▶ Exercise prompt: Every entry below should be printed exactly, without its images.

** START Data supplied **

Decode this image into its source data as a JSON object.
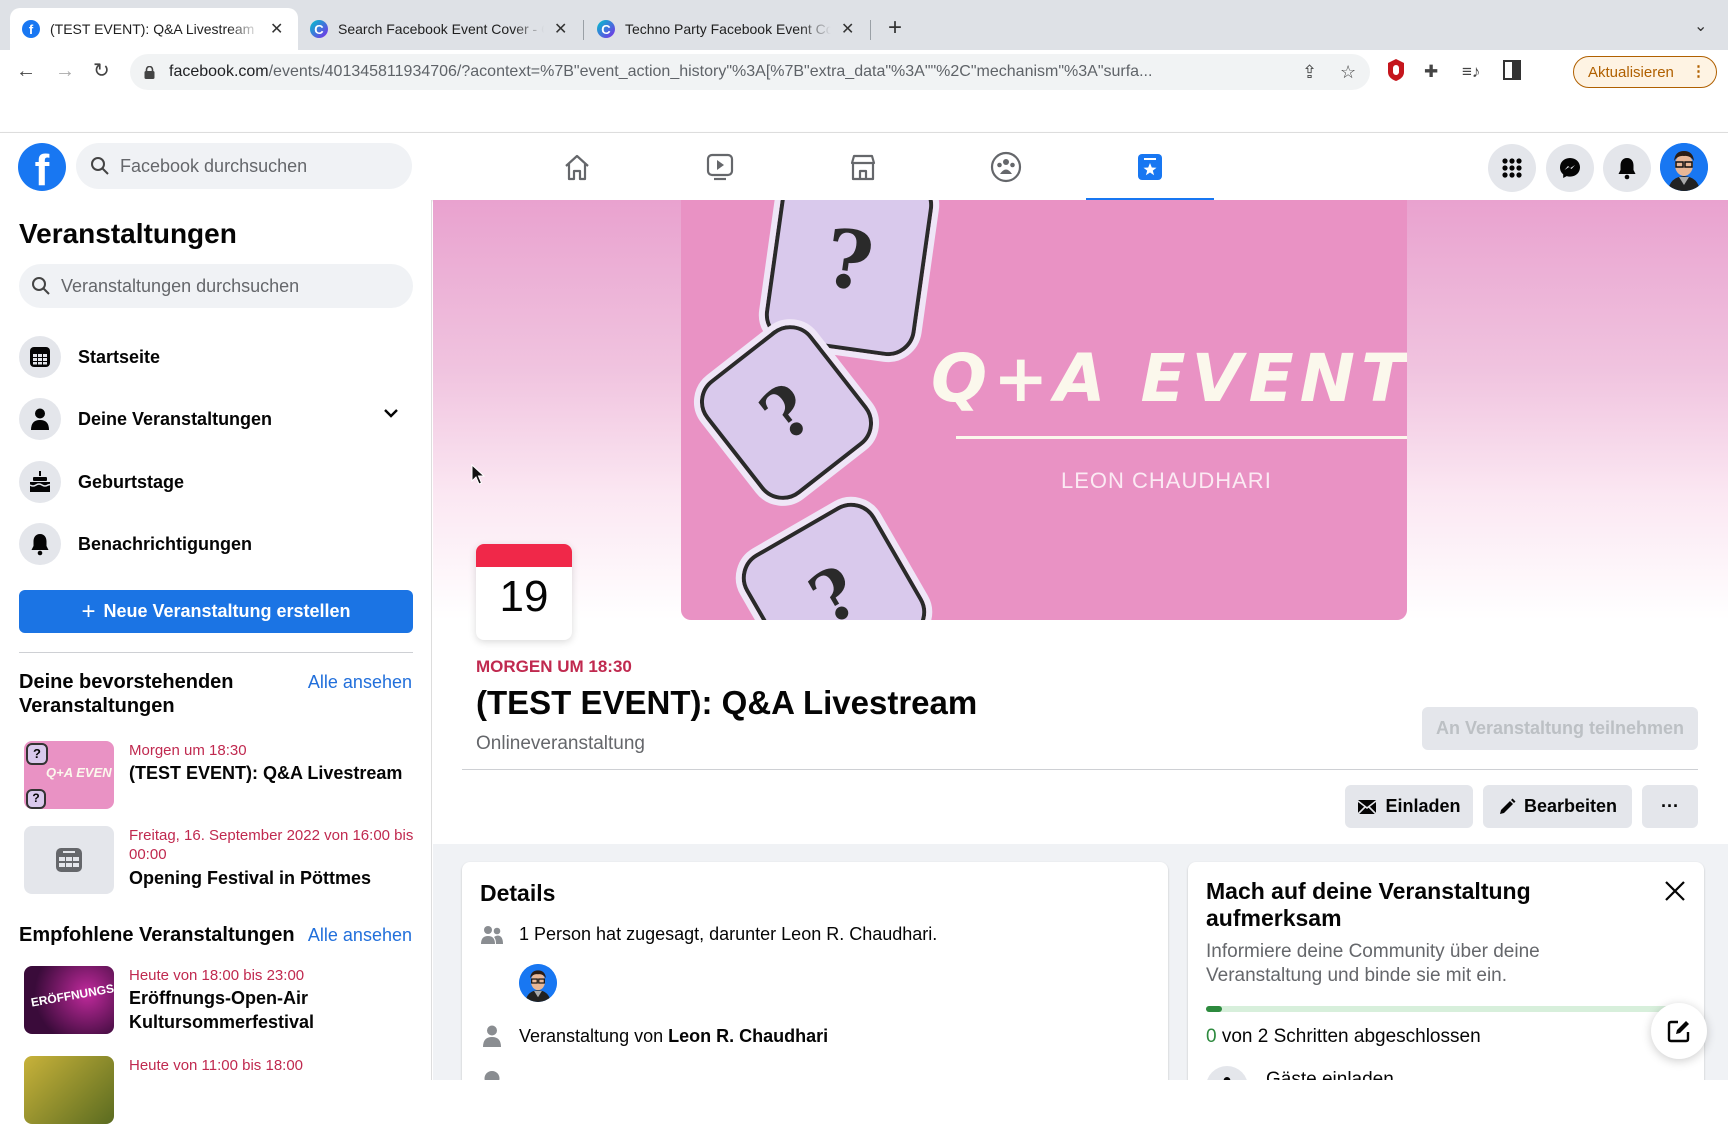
{
  "browser": {
    "tabs": [
      {
        "title": "(TEST EVENT): Q&A Livestream",
        "icon": "facebook-icon",
        "active": true
      },
      {
        "title": "Search Facebook Event Cover - Canva",
        "icon": "canva-icon",
        "active": false
      },
      {
        "title": "Techno Party Facebook Event Cover - Canva",
        "icon": "canva-icon",
        "active": false
      }
    ],
    "url_host": "facebook.com",
    "url_path": "/events/401345811934706/?acontext=%7B\"event_action_history\"%3A[%7B\"extra_data\"%3A\"\"%2C\"mechanism\"%3A\"surfa...",
    "update_label": "Aktualisieren"
  },
  "fb_header": {
    "search_placeholder": "Facebook durchsuchen",
    "nav": [
      "home-icon",
      "watch-icon",
      "marketplace-icon",
      "groups-icon",
      "events-icon"
    ],
    "active_nav": "events-icon"
  },
  "sidebar": {
    "title": "Veranstaltungen",
    "search_placeholder": "Veranstaltungen durchsuchen",
    "items": [
      {
        "label": "Startseite",
        "icon": "calendar-grid-icon"
      },
      {
        "label": "Deine Veranstaltungen",
        "icon": "person-icon",
        "expandable": true
      },
      {
        "label": "Geburtstage",
        "icon": "cake-icon"
      },
      {
        "label": "Benachrichtigungen",
        "icon": "bell-icon"
      }
    ],
    "create_label": "Neue Veranstaltung erstellen",
    "upcoming": {
      "title": "Deine bevorstehenden Veranstaltungen",
      "see_all": "Alle ansehen",
      "events": [
        {
          "when": "Morgen um 18:30",
          "name": "(TEST EVENT): Q&A Livestream"
        },
        {
          "when": "Freitag, 16. September 2022 von 16:00 bis 00:00",
          "name": "Opening Festival in Pöttmes"
        }
      ]
    },
    "recommended": {
      "title": "Empfohlene Veranstaltungen",
      "see_all": "Alle ansehen",
      "events": [
        {
          "when": "Heute von 18:00 bis 23:00",
          "name": "Eröffnungs-Open-Air Kultursommerfestival",
          "thumb_text": "ERÖFFNUNGS-OPEN-AIR"
        },
        {
          "when": "Heute von 11:00 bis 18:00",
          "name": ""
        }
      ]
    }
  },
  "event": {
    "cover": {
      "headline": "Q+A EVENT",
      "author": "LEON CHAUDHARI",
      "thumb_text": "Q+A EVEN"
    },
    "day": "19",
    "when": "MORGEN UM 18:30",
    "title": "(TEST EVENT): Q&A Livestream",
    "type": "Onlineveranstaltung",
    "join_label": "An Veranstaltung teilnehmen",
    "invite_label": "Einladen",
    "edit_label": "Bearbeiten",
    "more_label": "···"
  },
  "details": {
    "title": "Details",
    "attendance": "1 Person hat zugesagt, darunter Leon R. Chaudhari.",
    "host_prefix": "Veranstaltung von ",
    "host_name": "Leon R. Chaudhari"
  },
  "promote": {
    "title": "Mach auf deine Veranstaltung aufmerksam",
    "text": "Informiere deine Community über deine Veranstaltung und binde sie mit ein.",
    "steps_done": "0",
    "steps_text": " von 2 Schritten abgeschlossen",
    "progress": 0,
    "first_step": "Gäste einladen"
  },
  "colors": {
    "brand": "#1877f2",
    "date_accent": "#c0294f",
    "progress": "#2d8a3e"
  }
}
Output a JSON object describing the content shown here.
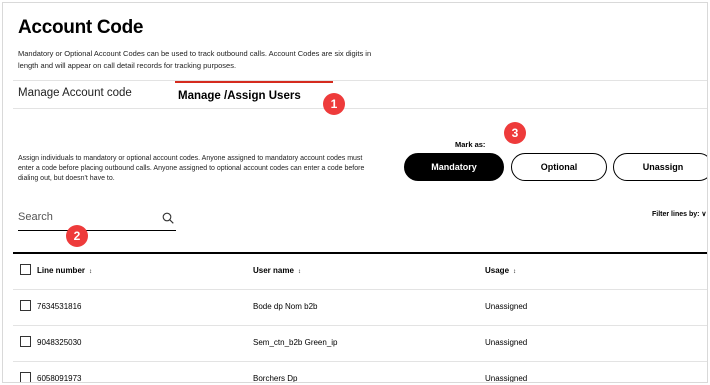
{
  "page": {
    "title": "Account Code",
    "description": "Mandatory or Optional Account Codes can be used to track outbound calls. Account Codes are six digits in length and will appear on call detail records for tracking purposes."
  },
  "tabs": [
    {
      "label": "Manage Account code",
      "active": false
    },
    {
      "label": "Manage /Assign Users",
      "active": true
    }
  ],
  "callouts": [
    "1",
    "2",
    "3"
  ],
  "assign_text": "Assign individuals to mandatory or optional account codes. Anyone assigned to mandatory account codes must enter a code before placing outbound calls. Anyone assigned to optional account codes can enter a code before dialing out, but doesn't have to.",
  "mark_as": {
    "label": "Mark as:",
    "buttons": [
      "Mandatory",
      "Optional",
      "Unassign"
    ]
  },
  "search": {
    "placeholder": "Search",
    "icon": "search-icon"
  },
  "filter": {
    "label": "Filter lines by:"
  },
  "table": {
    "headers": [
      "Line number",
      "User name",
      "Usage"
    ],
    "sort_glyph": "↕",
    "rows": [
      {
        "line": "7634531816",
        "user": "Bode dp Nom b2b",
        "usage": "Unassigned"
      },
      {
        "line": "9048325030",
        "user": "Sem_ctn_b2b Green_ip",
        "usage": "Unassigned"
      },
      {
        "line": "6058091973",
        "user": "Borchers Dp",
        "usage": "Unassigned"
      }
    ]
  },
  "colors": {
    "accent": "#d52b1e",
    "callout": "#ee3b3b",
    "primary": "#000000"
  }
}
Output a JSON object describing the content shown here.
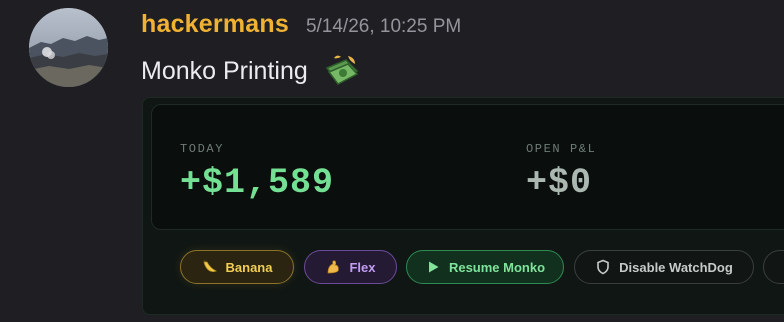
{
  "message": {
    "username": "hackermans",
    "timestamp": "5/14/26, 10:25 PM",
    "content": "Monko Printing",
    "emoji": "money-with-wings-emoji"
  },
  "embed": {
    "stats": {
      "today_label": "TODAY",
      "today_value": "+$1,589",
      "pnl_label": "OPEN P&L",
      "pnl_value": "+$0"
    },
    "buttons": [
      {
        "label": "Banana",
        "icon": "banana-icon",
        "color": "#f2ce55"
      },
      {
        "label": "Flex",
        "icon": "flexed-bicep-icon",
        "color": "#c39cf5"
      },
      {
        "label": "Resume Monko",
        "icon": "play-icon",
        "color": "#7fe39b"
      },
      {
        "label": "Disable WatchDog",
        "icon": "shield-icon",
        "color": "#c6cbc9"
      }
    ]
  },
  "colors": {
    "background": "#1f1f23",
    "username": "#f0b232",
    "timestamp": "#94959c",
    "today_value": "#74e094",
    "pnl_value": "#aab8b1"
  }
}
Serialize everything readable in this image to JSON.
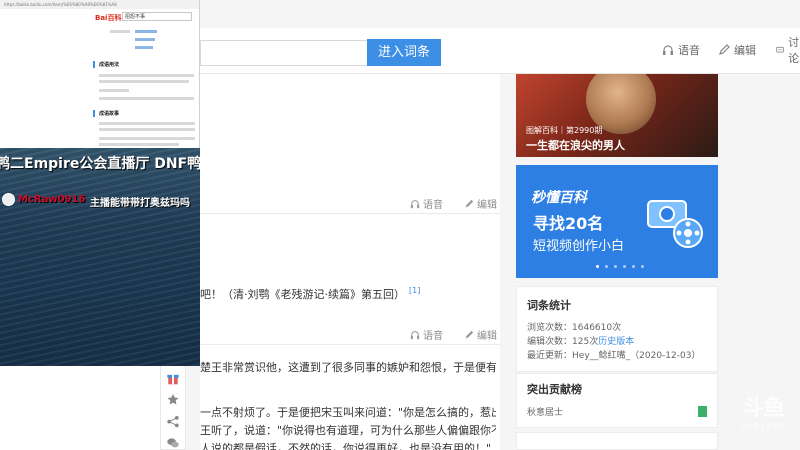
{
  "topbar": {
    "search_button": "进入词条",
    "voice_label": "语音",
    "edit_label": "编辑",
    "discuss_label": "讨论"
  },
  "article": {
    "section_voice": "语音",
    "section_edit": "编辑",
    "quote_line": "吧！（清·刘鹗《老残游记·续篇》第五回）",
    "quote_ref": "[1]",
    "para_line1": "楚王非常赏识他，这遭到了很多同事的嫉妒和怨恨，于是便有",
    "para_line2": "一点不射烦了。于是便把宋玉叫来问道：\"你是怎么搞的，惹出了",
    "para_line3": "王听了，说道：\"你说得也有道理，可为什么那些人偏偏跟你不",
    "para_line4": "人说的都是假话，不然的话，你说得再好，也是没有用的！\""
  },
  "right": {
    "banner1_tag": "图解百科｜第2990期",
    "banner1_title": "一生都在浪尖的男人",
    "banner2_brand": "秒懂百科",
    "banner2_big": "寻找20名",
    "banner2_small": "短视频创作小白",
    "stats_title": "词条统计",
    "stats_views_label": "浏览次数：",
    "stats_views": "1646610次",
    "stats_edits_label": "编辑次数：",
    "stats_edits": "125次",
    "stats_history": "历史版本",
    "stats_updated_label": "最近更新：",
    "stats_updated": "Hey__鲶红嘴_（2020-12-03）",
    "contrib_title": "突出贡献榜",
    "contrib_user": "秋意居士"
  },
  "watermark": {
    "logo": "斗鱼",
    "room": "8681350"
  },
  "thumbnail": {
    "address": "https://baike.baidu.com/item/%E6%80%A8%E6%81%A8",
    "logo": "Bai百科",
    "search_text": "招怨不事",
    "heading1": "成语用法",
    "heading2": "成语故事"
  },
  "stream": {
    "title": "鸭二Empire公会直播厅  DNF鸭",
    "chat_user": "McRaw0916",
    "chat_msg": "主播能带带打奥兹玛吗"
  },
  "colors": {
    "accent": "#3d8fe6",
    "chat_user": "#c8102e"
  }
}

** END Data supplied **

▶ Task answer:
Decode this image into its source data as a JSON object.
{
  "browser": {
    "tabs": [
      {
        "title": "(TEST EVENT): Q&A Livestream",
        "icon": "facebook-icon",
        "active": true
      },
      {
        "title": "Search Facebook Event Cover - Canva",
        "icon": "canva-icon",
        "active": false
      },
      {
        "title": "Techno Party Facebook Event Cover - Canva",
        "icon": "canva-icon",
        "active": false
      }
    ],
    "url_host": "facebook.com",
    "url_path": "/events/401345811934706/?acontext=%7B\"event_action_history\"%3A[%7B\"extra_data\"%3A\"\"%2C\"mechanism\"%3A\"surfa...",
    "update_label": "Aktualisieren"
  },
  "fb_header": {
    "search_placeholder": "Facebook durchsuchen",
    "nav": [
      "home-icon",
      "watch-icon",
      "marketplace-icon",
      "groups-icon",
      "events-icon"
    ],
    "active_nav": "events-icon"
  },
  "sidebar": {
    "title": "Veranstaltungen",
    "search_placeholder": "Veranstaltungen durchsuchen",
    "items": [
      {
        "label": "Startseite",
        "icon": "calendar-grid-icon"
      },
      {
        "label": "Deine Veranstaltungen",
        "icon": "person-icon",
        "expandable": true
      },
      {
        "label": "Geburtstage",
        "icon": "cake-icon"
      },
      {
        "label": "Benachrichtigungen",
        "icon": "bell-icon"
      }
    ],
    "create_label": "Neue Veranstaltung erstellen",
    "upcoming": {
      "title": "Deine bevorstehenden Veranstaltungen",
      "see_all": "Alle ansehen",
      "events": [
        {
          "when": "Morgen um 18:30",
          "name": "(TEST EVENT): Q&A Livestream"
        },
        {
          "when": "Freitag, 16. September 2022 von 16:00 bis 00:00",
          "name": "Opening Festival in Pöttmes"
        }
      ]
    },
    "recommended": {
      "title": "Empfohlene Veranstaltungen",
      "see_all": "Alle ansehen",
      "events": [
        {
          "when": "Heute von 18:00 bis 23:00",
          "name": "Eröffnungs-Open-Air Kultursommerfestival",
          "thumb_text": "ERÖFFNUNGS-OPEN-AIR"
        },
        {
          "when": "Heute von 11:00 bis 18:00",
          "name": ""
        }
      ]
    }
  },
  "event": {
    "cover": {
      "headline": "Q+A EVENT",
      "author": "LEON CHAUDHARI",
      "thumb_text": "Q+A EVEN"
    },
    "day": "19",
    "when": "MORGEN UM 18:30",
    "title": "(TEST EVENT): Q&A Livestream",
    "type": "Onlineveranstaltung",
    "join_label": "An Veranstaltung teilnehmen",
    "invite_label": "Einladen",
    "edit_label": "Bearbeiten",
    "more_label": "···"
  },
  "details": {
    "title": "Details",
    "attendance": "1 Person hat zugesagt, darunter Leon R. Chaudhari.",
    "host_prefix": "Veranstaltung von ",
    "host_name": "Leon R. Chaudhari"
  },
  "promote": {
    "title": "Mach auf deine Veranstaltung aufmerksam",
    "text": "Informiere deine Community über deine Veranstaltung und binde sie mit ein.",
    "steps_done": "0",
    "steps_text": " von 2 Schritten abgeschlossen",
    "progress": 0,
    "first_step": "Gäste einladen"
  },
  "colors": {
    "brand": "#1877f2",
    "date_accent": "#c0294f",
    "progress": "#2d8a3e"
  }
}
Output a JSON object describing the content shown here.
{
  "page": {
    "title": "Account Code",
    "description": "Mandatory or Optional Account Codes can be used to track outbound calls. Account Codes are six digits in length and will appear on call detail records for tracking purposes."
  },
  "tabs": [
    {
      "label": "Manage Account code",
      "active": false
    },
    {
      "label": "Manage /Assign Users",
      "active": true
    }
  ],
  "callouts": [
    "1",
    "2",
    "3"
  ],
  "assign_text": "Assign individuals to mandatory or optional account codes. Anyone assigned to mandatory account codes must enter a code before placing outbound calls. Anyone assigned to optional account codes can enter a code before dialing out, but doesn't have to.",
  "mark_as": {
    "label": "Mark as:",
    "buttons": [
      "Mandatory",
      "Optional",
      "Unassign"
    ]
  },
  "search": {
    "placeholder": "Search",
    "icon": "search-icon"
  },
  "filter": {
    "label": "Filter lines by:"
  },
  "table": {
    "headers": [
      "Line number",
      "User name",
      "Usage"
    ],
    "sort_glyph": "↕",
    "rows": [
      {
        "line": "7634531816",
        "user": "Bode dp Nom b2b",
        "usage": "Unassigned"
      },
      {
        "line": "9048325030",
        "user": "Sem_ctn_b2b Green_ip",
        "usage": "Unassigned"
      },
      {
        "line": "6058091973",
        "user": "Borchers Dp",
        "usage": "Unassigned"
      }
    ]
  },
  "colors": {
    "accent": "#d52b1e",
    "callout": "#ee3b3b",
    "primary": "#000000"
  }
}
Output a JSON object describing the content shown here.
{
  "message": {
    "username": "hackermans",
    "timestamp": "5/14/26, 10:25 PM",
    "content": "Monko Printing",
    "emoji": "money-with-wings-emoji"
  },
  "embed": {
    "stats": {
      "today_label": "TODAY",
      "today_value": "+$1,589",
      "pnl_label": "OPEN P&L",
      "pnl_value": "+$0"
    },
    "buttons": [
      {
        "label": "Banana",
        "icon": "banana-icon",
        "color": "#f2ce55"
      },
      {
        "label": "Flex",
        "icon": "flexed-bicep-icon",
        "color": "#c39cf5"
      },
      {
        "label": "Resume Monko",
        "icon": "play-icon",
        "color": "#7fe39b"
      },
      {
        "label": "Disable WatchDog",
        "icon": "shield-icon",
        "color": "#c6cbc9"
      }
    ]
  },
  "colors": {
    "background": "#1f1f23",
    "username": "#f0b232",
    "timestamp": "#94959c",
    "today_value": "#74e094",
    "pnl_value": "#aab8b1"
  }
}
Serialize everything readable in this image to JSON.
{
  "topbar": {
    "search_button": "进入词条",
    "voice_label": "语音",
    "edit_label": "编辑",
    "discuss_label": "讨论"
  },
  "article": {
    "section_voice": "语音",
    "section_edit": "编辑",
    "quote_line": "吧！（清·刘鹗《老残游记·续篇》第五回）",
    "quote_ref": "[1]",
    "para_line1": "楚王非常赏识他，这遭到了很多同事的嫉妒和怨恨，于是便有",
    "para_line2": "一点不射烦了。于是便把宋玉叫来问道：\"你是怎么搞的，惹出了",
    "para_line3": "王听了，说道：\"你说得也有道理，可为什么那些人偏偏跟你不",
    "para_line4": "人说的都是假话，不然的话，你说得再好，也是没有用的！\""
  },
  "right": {
    "banner1_tag": "图解百科｜第2990期",
    "banner1_title": "一生都在浪尖的男人",
    "banner2_brand": "秒懂百科",
    "banner2_big": "寻找20名",
    "banner2_small": "短视频创作小白",
    "stats_title": "词条统计",
    "stats_views_label": "浏览次数：",
    "stats_views": "1646610次",
    "stats_edits_label": "编辑次数：",
    "stats_edits": "125次",
    "stats_history": "历史版本",
    "stats_updated_label": "最近更新：",
    "stats_updated": "Hey__鲶红嘴_（2020-12-03）",
    "contrib_title": "突出贡献榜",
    "contrib_user": "秋意居士"
  },
  "watermark": {
    "logo": "斗鱼",
    "room": "8681350"
  },
  "thumbnail": {
    "address": "https://baike.baidu.com/item/%E6%80%A8%E6%81%A8",
    "logo": "Bai百科",
    "search_text": "招怨不事",
    "heading1": "成语用法",
    "heading2": "成语故事"
  },
  "stream": {
    "title": "鸭二Empire公会直播厅  DNF鸭",
    "chat_user": "McRaw0916",
    "chat_msg": "主播能带带打奥兹玛吗"
  },
  "colors": {
    "accent": "#3d8fe6",
    "chat_user": "#c8102e"
  }
}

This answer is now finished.